Recorded data:

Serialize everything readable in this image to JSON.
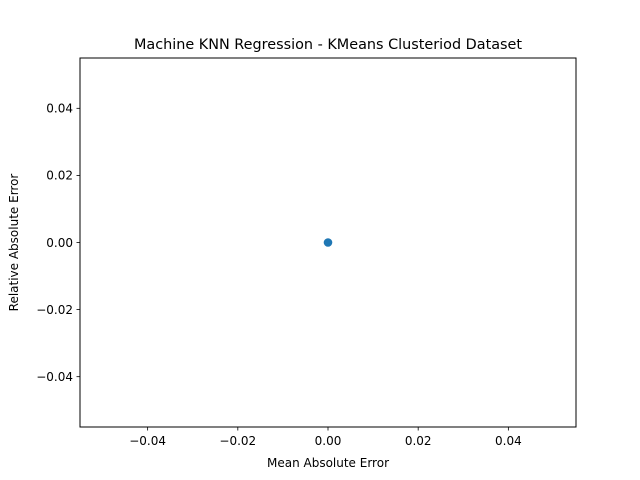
{
  "chart_data": {
    "type": "scatter",
    "title": "Machine KNN Regression - KMeans Clusteriod Dataset",
    "xlabel": "Mean Absolute Error",
    "ylabel": "Relative Absolute Error",
    "xlim": [
      -0.055,
      0.055
    ],
    "ylim": [
      -0.055,
      0.055
    ],
    "x_ticks": [
      -0.04,
      -0.02,
      0.0,
      0.02,
      0.04
    ],
    "x_tick_labels": [
      "−0.04",
      "−0.02",
      "0.00",
      "0.02",
      "0.04"
    ],
    "y_ticks": [
      -0.04,
      -0.02,
      0.0,
      0.02,
      0.04
    ],
    "y_tick_labels": [
      "−0.04",
      "−0.02",
      "0.00",
      "0.02",
      "0.04"
    ],
    "grid": false,
    "series": [
      {
        "x": [
          0.0
        ],
        "y": [
          0.0
        ],
        "color": "#1f77b4"
      }
    ]
  }
}
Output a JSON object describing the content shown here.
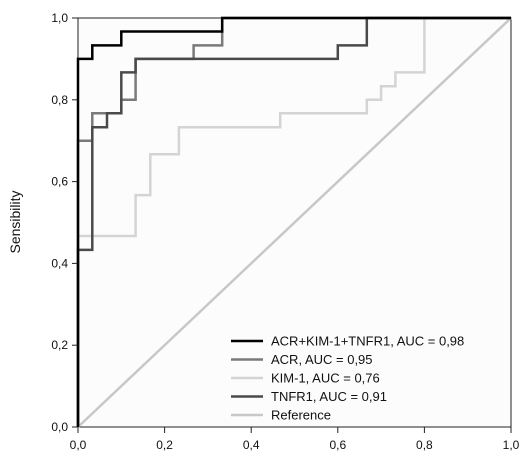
{
  "chart_data": {
    "type": "line",
    "title": "",
    "xlabel": "",
    "ylabel": "Sensibility",
    "xlim": [
      0,
      1
    ],
    "ylim": [
      0,
      1
    ],
    "x_ticks": [
      "0,0",
      "0,2",
      "0,4",
      "0,6",
      "0,8",
      "1,0"
    ],
    "y_ticks": [
      "0,0",
      "0,2",
      "0,4",
      "0,6",
      "0,8",
      "1,0"
    ],
    "grid": false,
    "legend_position": "bottom-right",
    "series": [
      {
        "name": "ACR+KIM-1+TNFR1, AUC = 0,98",
        "color": "#000000",
        "x": [
          0,
          0,
          0,
          0.033,
          0.033,
          0.1,
          0.1,
          0.333,
          0.333,
          1
        ],
        "y": [
          0,
          0.7,
          0.9,
          0.9,
          0.933,
          0.933,
          0.967,
          0.967,
          1.0,
          1.0
        ]
      },
      {
        "name": "ACR, AUC = 0,95",
        "color": "#7a7a7a",
        "x": [
          0,
          0,
          0.033,
          0.033,
          0.1,
          0.1,
          0.133,
          0.133,
          0.267,
          0.267,
          0.333,
          0.333,
          1
        ],
        "y": [
          0,
          0.7,
          0.7,
          0.767,
          0.767,
          0.8,
          0.8,
          0.9,
          0.9,
          0.933,
          0.933,
          1.0,
          1.0
        ]
      },
      {
        "name": "KIM-1, AUC = 0,76",
        "color": "#d4d4d4",
        "x": [
          0,
          0,
          0.033,
          0.033,
          0.133,
          0.133,
          0.167,
          0.167,
          0.233,
          0.233,
          0.467,
          0.467,
          0.667,
          0.667,
          0.7,
          0.7,
          0.733,
          0.733,
          0.767,
          0.767,
          0.8,
          0.8,
          0.833,
          0.833,
          1
        ],
        "y": [
          0,
          0.467,
          0.467,
          0.467,
          0.467,
          0.567,
          0.567,
          0.667,
          0.667,
          0.733,
          0.733,
          0.767,
          0.767,
          0.8,
          0.8,
          0.833,
          0.833,
          0.867,
          0.867,
          0.867,
          0.867,
          1.0,
          1.0,
          1.0,
          1.0
        ]
      },
      {
        "name": "TNFR1, AUC = 0,91",
        "color": "#4a4a4a",
        "x": [
          0,
          0,
          0.033,
          0.033,
          0.067,
          0.067,
          0.1,
          0.1,
          0.133,
          0.133,
          0.6,
          0.6,
          0.667,
          0.667,
          1
        ],
        "y": [
          0,
          0.433,
          0.433,
          0.733,
          0.733,
          0.767,
          0.767,
          0.867,
          0.867,
          0.9,
          0.9,
          0.933,
          0.933,
          1.0,
          1.0
        ]
      },
      {
        "name": "Reference",
        "color": "#c8c8c8",
        "x": [
          0,
          1
        ],
        "y": [
          0,
          1
        ]
      }
    ]
  }
}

- _The task_: Give the entries again word for word, but skip the pictures.

- _Answer below_:
Serialize everything readable in this image to JSON.
{
  "chart_data": {
    "type": "scatter",
    "title": "Machine KNN Regression - KMeans Clusteriod Dataset",
    "xlabel": "Mean Absolute Error",
    "ylabel": "Relative Absolute Error",
    "xlim": [
      -0.055,
      0.055
    ],
    "ylim": [
      -0.055,
      0.055
    ],
    "x_ticks": [
      -0.04,
      -0.02,
      0.0,
      0.02,
      0.04
    ],
    "x_tick_labels": [
      "−0.04",
      "−0.02",
      "0.00",
      "0.02",
      "0.04"
    ],
    "y_ticks": [
      -0.04,
      -0.02,
      0.0,
      0.02,
      0.04
    ],
    "y_tick_labels": [
      "−0.04",
      "−0.02",
      "0.00",
      "0.02",
      "0.04"
    ],
    "grid": false,
    "series": [
      {
        "x": [
          0.0
        ],
        "y": [
          0.0
        ],
        "color": "#1f77b4"
      }
    ]
  }
}
Output a JSON object describing the content shown here.
{
  "chart_data": {
    "type": "line",
    "title": "",
    "xlabel": "",
    "ylabel": "Sensibility",
    "xlim": [
      0,
      1
    ],
    "ylim": [
      0,
      1
    ],
    "x_ticks": [
      "0,0",
      "0,2",
      "0,4",
      "0,6",
      "0,8",
      "1,0"
    ],
    "y_ticks": [
      "0,0",
      "0,2",
      "0,4",
      "0,6",
      "0,8",
      "1,0"
    ],
    "grid": false,
    "legend_position": "bottom-right",
    "series": [
      {
        "name": "ACR+KIM-1+TNFR1, AUC = 0,98",
        "color": "#000000",
        "x": [
          0,
          0,
          0,
          0.033,
          0.033,
          0.1,
          0.1,
          0.333,
          0.333,
          1
        ],
        "y": [
          0,
          0.7,
          0.9,
          0.9,
          0.933,
          0.933,
          0.967,
          0.967,
          1.0,
          1.0
        ]
      },
      {
        "name": "ACR, AUC = 0,95",
        "color": "#7a7a7a",
        "x": [
          0,
          0,
          0.033,
          0.033,
          0.1,
          0.1,
          0.133,
          0.133,
          0.267,
          0.267,
          0.333,
          0.333,
          1
        ],
        "y": [
          0,
          0.7,
          0.7,
          0.767,
          0.767,
          0.8,
          0.8,
          0.9,
          0.9,
          0.933,
          0.933,
          1.0,
          1.0
        ]
      },
      {
        "name": "KIM-1, AUC = 0,76",
        "color": "#d4d4d4",
        "x": [
          0,
          0,
          0.033,
          0.033,
          0.133,
          0.133,
          0.167,
          0.167,
          0.233,
          0.233,
          0.467,
          0.467,
          0.667,
          0.667,
          0.7,
          0.7,
          0.733,
          0.733,
          0.767,
          0.767,
          0.8,
          0.8,
          0.833,
          0.833,
          1
        ],
        "y": [
          0,
          0.467,
          0.467,
          0.467,
          0.467,
          0.567,
          0.567,
          0.667,
          0.667,
          0.733,
          0.733,
          0.767,
          0.767,
          0.8,
          0.8,
          0.833,
          0.833,
          0.867,
          0.867,
          0.867,
          0.867,
          1.0,
          1.0,
          1.0,
          1.0
        ]
      },
      {
        "name": "TNFR1, AUC = 0,91",
        "color": "#4a4a4a",
        "x": [
          0,
          0,
          0.033,
          0.033,
          0.067,
          0.067,
          0.1,
          0.1,
          0.133,
          0.133,
          0.6,
          0.6,
          0.667,
          0.667,
          1
        ],
        "y": [
          0,
          0.433,
          0.433,
          0.733,
          0.733,
          0.767,
          0.767,
          0.867,
          0.867,
          0.9,
          0.9,
          0.933,
          0.933,
          1.0,
          1.0
        ]
      },
      {
        "name": "Reference",
        "color": "#c8c8c8",
        "x": [
          0,
          1
        ],
        "y": [
          0,
          1
        ]
      }
    ]
  }
}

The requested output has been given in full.